Look for "post" in the listing below. Gather each line that contains it.

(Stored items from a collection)
--*--

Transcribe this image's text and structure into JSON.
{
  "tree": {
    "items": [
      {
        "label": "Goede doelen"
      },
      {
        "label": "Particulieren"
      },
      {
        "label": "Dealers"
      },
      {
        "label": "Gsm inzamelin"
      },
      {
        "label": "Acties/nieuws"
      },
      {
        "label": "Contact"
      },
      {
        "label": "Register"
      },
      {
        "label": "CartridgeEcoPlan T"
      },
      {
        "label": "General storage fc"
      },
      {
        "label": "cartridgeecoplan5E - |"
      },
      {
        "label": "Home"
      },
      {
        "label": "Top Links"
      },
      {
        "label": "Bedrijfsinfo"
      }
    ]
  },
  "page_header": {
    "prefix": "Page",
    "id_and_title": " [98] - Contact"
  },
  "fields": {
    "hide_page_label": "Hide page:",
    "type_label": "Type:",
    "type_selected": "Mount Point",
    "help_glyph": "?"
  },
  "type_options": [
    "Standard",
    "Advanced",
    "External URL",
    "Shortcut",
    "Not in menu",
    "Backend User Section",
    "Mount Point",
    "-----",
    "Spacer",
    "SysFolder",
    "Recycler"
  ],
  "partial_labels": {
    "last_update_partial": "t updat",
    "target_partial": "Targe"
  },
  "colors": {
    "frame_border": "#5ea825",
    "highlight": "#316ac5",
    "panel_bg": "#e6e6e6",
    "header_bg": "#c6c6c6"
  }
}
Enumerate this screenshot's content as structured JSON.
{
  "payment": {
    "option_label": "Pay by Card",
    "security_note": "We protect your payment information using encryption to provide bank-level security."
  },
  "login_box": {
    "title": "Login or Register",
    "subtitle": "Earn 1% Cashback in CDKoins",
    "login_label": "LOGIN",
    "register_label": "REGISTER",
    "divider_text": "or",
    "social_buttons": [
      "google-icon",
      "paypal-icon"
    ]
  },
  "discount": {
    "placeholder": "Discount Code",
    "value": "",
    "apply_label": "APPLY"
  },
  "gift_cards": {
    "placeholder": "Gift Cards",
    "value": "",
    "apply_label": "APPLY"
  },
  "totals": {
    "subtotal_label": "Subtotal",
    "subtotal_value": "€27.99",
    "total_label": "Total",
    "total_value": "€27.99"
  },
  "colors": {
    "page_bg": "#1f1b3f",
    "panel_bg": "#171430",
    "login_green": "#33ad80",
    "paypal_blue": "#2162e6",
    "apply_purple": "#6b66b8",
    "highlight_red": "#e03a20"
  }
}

--*--

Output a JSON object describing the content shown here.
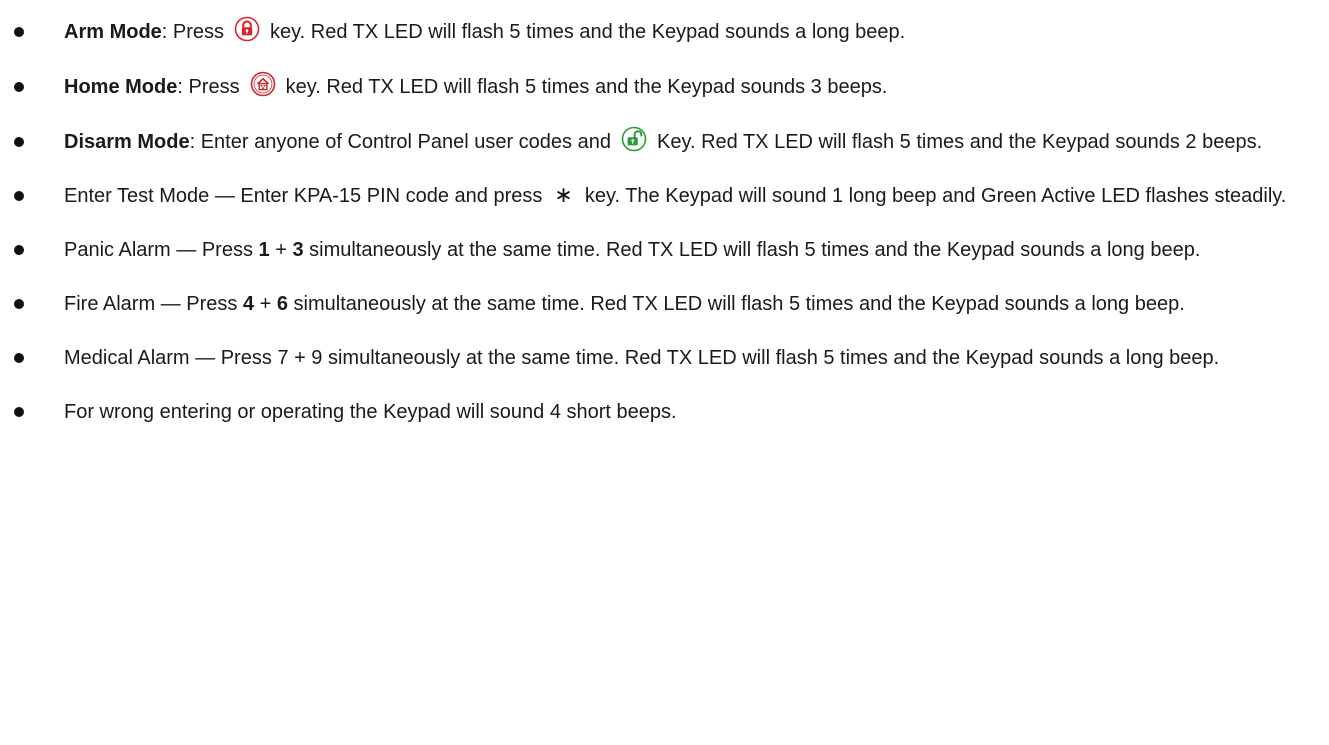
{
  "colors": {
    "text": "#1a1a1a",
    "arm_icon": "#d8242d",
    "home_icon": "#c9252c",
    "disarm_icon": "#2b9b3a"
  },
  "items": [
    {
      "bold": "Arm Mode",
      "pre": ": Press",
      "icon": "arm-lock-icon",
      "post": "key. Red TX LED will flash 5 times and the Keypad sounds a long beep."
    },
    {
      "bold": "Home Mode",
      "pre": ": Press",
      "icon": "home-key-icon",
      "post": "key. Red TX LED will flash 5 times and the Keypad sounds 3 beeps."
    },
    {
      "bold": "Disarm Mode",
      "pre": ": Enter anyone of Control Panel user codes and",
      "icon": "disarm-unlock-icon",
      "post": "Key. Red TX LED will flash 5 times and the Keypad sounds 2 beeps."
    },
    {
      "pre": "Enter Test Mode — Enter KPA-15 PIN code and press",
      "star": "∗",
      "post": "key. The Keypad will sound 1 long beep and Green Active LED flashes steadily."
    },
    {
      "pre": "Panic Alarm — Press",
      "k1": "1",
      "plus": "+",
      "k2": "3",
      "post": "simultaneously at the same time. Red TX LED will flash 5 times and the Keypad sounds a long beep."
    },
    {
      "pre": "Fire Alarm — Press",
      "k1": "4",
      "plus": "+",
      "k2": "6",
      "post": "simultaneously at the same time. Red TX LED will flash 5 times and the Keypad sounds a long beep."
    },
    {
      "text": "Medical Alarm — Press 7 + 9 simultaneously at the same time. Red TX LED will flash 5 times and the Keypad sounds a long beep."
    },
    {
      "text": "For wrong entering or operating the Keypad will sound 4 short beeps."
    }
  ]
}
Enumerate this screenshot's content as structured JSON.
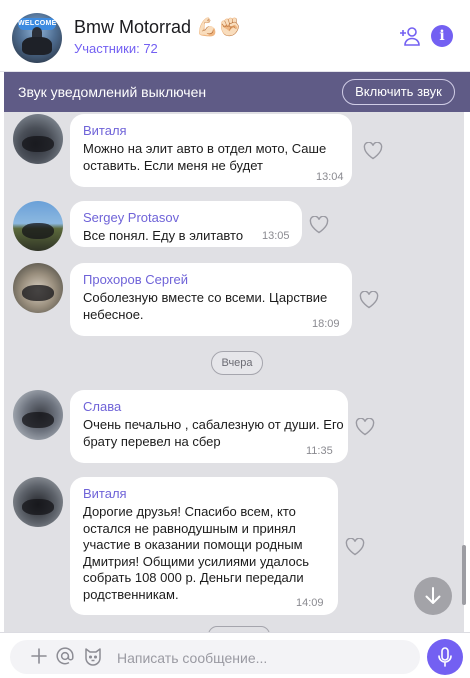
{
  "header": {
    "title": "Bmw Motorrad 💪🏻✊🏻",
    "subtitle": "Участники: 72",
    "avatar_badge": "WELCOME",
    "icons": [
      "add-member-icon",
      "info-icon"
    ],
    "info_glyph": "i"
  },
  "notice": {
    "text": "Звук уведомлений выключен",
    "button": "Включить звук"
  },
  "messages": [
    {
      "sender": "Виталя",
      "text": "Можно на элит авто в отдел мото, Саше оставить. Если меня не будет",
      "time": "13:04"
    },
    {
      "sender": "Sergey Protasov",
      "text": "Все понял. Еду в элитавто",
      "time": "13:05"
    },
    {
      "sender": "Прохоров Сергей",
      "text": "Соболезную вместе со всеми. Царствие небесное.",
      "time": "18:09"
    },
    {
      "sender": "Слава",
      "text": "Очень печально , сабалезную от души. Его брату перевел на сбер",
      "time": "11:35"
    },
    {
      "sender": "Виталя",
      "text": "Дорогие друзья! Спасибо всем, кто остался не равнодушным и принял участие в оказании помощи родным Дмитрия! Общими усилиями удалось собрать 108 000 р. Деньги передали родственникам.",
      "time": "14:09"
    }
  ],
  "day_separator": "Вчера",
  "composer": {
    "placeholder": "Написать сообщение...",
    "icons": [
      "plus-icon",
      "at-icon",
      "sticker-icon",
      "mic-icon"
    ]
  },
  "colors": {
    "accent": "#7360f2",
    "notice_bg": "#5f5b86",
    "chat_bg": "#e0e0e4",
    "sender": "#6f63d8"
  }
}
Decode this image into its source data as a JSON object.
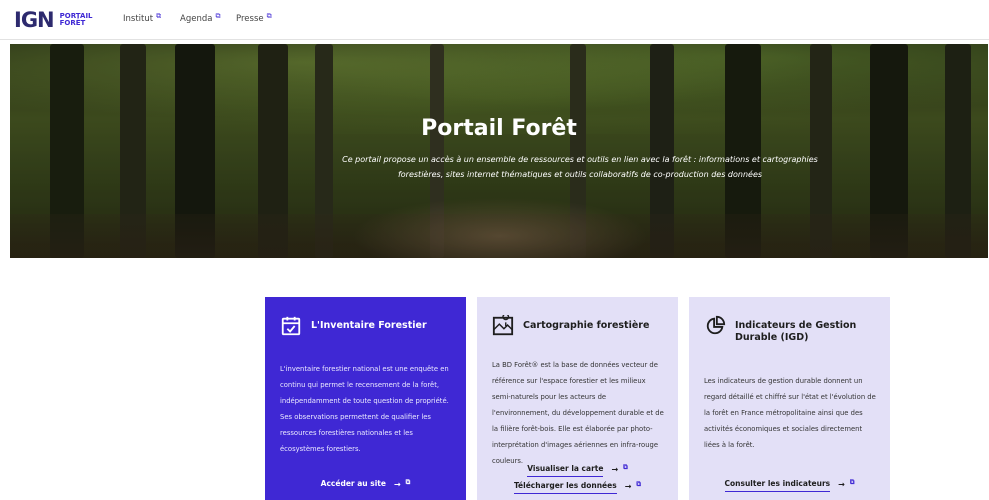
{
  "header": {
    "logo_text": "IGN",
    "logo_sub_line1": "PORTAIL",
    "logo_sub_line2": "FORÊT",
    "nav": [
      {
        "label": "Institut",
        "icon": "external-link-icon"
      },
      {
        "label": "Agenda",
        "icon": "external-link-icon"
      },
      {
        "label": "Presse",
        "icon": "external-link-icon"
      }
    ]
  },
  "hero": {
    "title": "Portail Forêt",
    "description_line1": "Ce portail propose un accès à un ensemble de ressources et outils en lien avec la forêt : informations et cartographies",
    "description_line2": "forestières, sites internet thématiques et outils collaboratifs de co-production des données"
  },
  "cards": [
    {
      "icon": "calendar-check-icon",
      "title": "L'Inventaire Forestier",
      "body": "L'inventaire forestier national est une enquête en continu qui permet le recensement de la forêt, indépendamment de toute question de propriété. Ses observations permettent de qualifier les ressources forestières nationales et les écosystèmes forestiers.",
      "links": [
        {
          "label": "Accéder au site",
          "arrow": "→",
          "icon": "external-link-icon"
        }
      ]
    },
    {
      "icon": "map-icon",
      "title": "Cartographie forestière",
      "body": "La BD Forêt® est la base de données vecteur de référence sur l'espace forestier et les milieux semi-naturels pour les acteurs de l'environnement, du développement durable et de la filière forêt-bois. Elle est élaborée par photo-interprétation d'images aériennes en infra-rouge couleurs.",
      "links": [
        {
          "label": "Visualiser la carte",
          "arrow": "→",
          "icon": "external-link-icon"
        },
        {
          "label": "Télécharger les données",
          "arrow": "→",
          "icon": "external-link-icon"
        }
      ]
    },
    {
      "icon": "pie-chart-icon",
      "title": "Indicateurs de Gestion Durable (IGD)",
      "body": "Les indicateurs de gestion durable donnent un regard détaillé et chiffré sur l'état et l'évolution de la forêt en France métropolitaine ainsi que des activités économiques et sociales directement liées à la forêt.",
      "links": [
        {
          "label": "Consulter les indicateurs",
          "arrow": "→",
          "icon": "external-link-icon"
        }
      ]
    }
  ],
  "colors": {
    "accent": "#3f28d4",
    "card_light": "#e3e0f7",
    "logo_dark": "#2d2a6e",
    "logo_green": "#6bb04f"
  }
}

--*--

Complete response:
      "post": "key. Red TX LED will flash 5 times and the Keypad sounds a long beep."
      "post": "key. Red TX LED will flash 5 times and the Keypad sounds 3 beeps."
      "post": "Key. Red TX LED will flash 5 times and the Keypad sounds 2 beeps."
      "post": "key. The Keypad will sound 1 long beep and Green Active LED flashes steadily."
      "post": "simultaneously at the same time. Red TX LED will flash 5 times and the Keypad sounds a long beep."
      "post": "simultaneously at the same time. Red TX LED will flash 5 times and the Keypad sounds a long beep."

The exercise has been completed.